***** DATA FOR THIS EXERCISE

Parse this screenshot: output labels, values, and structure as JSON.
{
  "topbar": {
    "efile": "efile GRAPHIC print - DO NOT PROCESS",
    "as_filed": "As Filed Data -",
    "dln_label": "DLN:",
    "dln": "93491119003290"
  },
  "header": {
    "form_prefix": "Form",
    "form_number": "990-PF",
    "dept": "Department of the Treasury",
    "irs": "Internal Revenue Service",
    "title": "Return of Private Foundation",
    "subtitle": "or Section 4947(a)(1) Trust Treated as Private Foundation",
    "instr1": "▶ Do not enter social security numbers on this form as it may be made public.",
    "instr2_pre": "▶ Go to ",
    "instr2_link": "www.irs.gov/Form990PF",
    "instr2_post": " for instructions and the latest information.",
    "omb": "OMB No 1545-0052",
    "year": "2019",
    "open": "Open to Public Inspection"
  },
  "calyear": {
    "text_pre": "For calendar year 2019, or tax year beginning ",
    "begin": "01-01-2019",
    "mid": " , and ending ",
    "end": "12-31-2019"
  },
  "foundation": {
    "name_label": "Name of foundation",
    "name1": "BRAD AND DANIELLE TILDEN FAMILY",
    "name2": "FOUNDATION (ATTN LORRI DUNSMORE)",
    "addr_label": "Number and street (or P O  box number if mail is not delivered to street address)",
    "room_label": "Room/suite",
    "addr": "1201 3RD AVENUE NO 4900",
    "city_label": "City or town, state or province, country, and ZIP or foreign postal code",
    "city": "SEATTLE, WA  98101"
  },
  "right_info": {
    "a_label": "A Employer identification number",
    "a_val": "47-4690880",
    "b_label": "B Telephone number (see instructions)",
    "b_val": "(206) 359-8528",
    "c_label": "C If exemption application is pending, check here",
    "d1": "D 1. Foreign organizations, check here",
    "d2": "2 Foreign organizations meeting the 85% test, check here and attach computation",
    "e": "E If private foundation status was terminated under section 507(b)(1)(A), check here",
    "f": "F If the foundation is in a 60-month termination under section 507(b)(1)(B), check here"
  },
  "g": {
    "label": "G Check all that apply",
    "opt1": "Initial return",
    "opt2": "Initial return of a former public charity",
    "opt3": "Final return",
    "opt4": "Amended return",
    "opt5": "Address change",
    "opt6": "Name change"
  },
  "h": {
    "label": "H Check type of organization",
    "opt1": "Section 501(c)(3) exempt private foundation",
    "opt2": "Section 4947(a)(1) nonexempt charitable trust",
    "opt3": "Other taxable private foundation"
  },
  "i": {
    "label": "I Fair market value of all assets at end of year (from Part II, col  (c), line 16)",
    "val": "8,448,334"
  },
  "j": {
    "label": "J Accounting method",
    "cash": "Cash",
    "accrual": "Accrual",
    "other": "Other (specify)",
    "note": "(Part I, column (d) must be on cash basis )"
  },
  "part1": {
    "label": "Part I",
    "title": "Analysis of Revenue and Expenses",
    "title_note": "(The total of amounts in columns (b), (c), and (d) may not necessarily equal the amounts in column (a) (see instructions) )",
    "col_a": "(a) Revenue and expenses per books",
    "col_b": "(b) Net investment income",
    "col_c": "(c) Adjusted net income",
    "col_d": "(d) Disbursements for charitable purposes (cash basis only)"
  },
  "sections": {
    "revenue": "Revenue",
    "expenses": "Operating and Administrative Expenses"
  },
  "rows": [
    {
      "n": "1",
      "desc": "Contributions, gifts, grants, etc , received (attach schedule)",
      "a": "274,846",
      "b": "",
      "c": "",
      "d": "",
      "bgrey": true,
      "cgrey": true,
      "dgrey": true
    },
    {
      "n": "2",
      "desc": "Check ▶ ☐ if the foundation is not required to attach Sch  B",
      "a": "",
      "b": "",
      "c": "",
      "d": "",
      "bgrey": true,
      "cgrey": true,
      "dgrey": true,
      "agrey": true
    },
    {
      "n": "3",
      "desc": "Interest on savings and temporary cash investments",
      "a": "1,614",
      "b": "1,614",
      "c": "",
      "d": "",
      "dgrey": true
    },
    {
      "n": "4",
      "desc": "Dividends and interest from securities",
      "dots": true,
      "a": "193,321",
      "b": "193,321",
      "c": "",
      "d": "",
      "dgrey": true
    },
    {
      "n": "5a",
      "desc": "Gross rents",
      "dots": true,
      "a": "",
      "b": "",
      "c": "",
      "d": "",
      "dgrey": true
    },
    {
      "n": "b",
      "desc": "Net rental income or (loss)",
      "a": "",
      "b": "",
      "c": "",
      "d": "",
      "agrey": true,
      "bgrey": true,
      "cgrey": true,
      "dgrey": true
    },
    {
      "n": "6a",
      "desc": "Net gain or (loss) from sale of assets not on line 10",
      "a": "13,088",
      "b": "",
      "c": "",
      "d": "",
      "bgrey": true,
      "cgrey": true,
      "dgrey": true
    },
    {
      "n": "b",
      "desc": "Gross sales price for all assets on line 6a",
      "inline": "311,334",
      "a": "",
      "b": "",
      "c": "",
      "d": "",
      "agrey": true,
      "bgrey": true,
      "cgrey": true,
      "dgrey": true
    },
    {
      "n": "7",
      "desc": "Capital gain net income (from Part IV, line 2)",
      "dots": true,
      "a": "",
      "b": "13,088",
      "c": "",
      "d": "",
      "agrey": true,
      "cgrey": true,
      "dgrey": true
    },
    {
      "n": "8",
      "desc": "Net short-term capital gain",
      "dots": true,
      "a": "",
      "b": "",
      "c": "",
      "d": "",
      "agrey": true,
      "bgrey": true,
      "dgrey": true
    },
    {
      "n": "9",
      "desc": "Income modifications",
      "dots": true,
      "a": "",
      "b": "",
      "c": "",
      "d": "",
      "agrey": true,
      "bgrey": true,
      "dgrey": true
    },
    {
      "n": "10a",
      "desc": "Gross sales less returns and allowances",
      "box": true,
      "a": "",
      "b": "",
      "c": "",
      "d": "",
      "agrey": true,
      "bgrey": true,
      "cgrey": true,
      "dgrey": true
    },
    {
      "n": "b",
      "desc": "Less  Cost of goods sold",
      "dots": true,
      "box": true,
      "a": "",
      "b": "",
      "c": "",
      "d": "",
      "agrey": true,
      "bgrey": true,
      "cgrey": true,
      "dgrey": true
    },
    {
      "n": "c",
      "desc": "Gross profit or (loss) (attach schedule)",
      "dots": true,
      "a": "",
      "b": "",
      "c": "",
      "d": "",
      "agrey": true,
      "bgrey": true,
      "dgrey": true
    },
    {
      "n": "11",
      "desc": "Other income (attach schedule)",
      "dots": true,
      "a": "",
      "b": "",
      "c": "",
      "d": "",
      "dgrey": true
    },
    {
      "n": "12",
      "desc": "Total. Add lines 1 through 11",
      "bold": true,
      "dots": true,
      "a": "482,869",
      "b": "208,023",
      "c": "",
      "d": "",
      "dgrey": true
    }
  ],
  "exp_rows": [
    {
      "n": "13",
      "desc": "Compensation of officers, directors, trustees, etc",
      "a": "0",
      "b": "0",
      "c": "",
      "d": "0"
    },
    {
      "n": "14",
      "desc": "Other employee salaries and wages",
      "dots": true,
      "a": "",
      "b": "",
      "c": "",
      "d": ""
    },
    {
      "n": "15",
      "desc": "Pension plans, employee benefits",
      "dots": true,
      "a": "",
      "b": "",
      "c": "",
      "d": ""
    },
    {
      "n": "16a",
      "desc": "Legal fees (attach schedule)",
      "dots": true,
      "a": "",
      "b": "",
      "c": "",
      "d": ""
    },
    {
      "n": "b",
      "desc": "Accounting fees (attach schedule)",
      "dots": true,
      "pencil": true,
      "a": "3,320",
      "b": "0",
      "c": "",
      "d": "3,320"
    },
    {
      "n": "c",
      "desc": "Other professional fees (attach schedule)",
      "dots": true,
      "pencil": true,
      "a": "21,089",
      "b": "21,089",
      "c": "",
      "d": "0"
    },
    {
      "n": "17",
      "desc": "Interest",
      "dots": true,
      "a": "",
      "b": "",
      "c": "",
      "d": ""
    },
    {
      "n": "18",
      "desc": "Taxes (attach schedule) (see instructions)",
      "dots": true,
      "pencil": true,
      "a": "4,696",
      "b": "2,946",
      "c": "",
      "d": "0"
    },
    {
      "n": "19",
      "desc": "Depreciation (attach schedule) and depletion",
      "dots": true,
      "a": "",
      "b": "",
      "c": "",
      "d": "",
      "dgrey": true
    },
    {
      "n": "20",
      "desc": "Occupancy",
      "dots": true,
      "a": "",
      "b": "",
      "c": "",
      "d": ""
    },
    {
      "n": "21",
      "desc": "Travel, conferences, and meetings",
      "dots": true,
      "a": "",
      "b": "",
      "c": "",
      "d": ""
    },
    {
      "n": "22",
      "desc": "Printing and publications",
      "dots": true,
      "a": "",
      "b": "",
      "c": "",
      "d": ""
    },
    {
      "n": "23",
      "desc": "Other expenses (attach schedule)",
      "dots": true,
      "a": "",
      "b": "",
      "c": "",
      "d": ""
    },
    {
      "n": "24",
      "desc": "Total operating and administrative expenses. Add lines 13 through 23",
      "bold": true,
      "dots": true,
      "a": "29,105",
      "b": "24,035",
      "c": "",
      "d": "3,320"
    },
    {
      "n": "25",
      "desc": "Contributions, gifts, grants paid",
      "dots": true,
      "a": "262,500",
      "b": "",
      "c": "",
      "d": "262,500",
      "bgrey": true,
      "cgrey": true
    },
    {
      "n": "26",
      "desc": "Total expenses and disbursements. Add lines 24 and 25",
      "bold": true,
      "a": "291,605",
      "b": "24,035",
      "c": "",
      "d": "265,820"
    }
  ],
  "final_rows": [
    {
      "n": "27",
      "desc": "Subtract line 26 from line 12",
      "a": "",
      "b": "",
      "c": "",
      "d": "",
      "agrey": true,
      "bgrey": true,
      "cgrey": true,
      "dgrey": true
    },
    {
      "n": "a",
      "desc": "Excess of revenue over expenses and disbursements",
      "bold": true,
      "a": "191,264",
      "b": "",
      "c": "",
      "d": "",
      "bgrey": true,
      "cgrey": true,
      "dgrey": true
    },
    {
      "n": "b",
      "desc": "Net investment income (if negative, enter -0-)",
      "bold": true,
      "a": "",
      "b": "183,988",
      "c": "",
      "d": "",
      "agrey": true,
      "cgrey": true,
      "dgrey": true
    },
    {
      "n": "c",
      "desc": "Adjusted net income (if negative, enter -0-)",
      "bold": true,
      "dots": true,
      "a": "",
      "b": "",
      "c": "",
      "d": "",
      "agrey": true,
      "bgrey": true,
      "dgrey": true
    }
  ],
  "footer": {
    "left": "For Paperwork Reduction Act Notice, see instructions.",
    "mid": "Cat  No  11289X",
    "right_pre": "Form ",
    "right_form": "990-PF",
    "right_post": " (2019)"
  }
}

**********

* YOUR GOAL: Select and copy every line of the material that holds the string "charitable".

* WRITTEN SOLUTION:
    "opt2": "Section 4947(a)(1) nonexempt charitable trust",
    "col_d": "(d) Disbursements for charitable purposes (cash basis only)"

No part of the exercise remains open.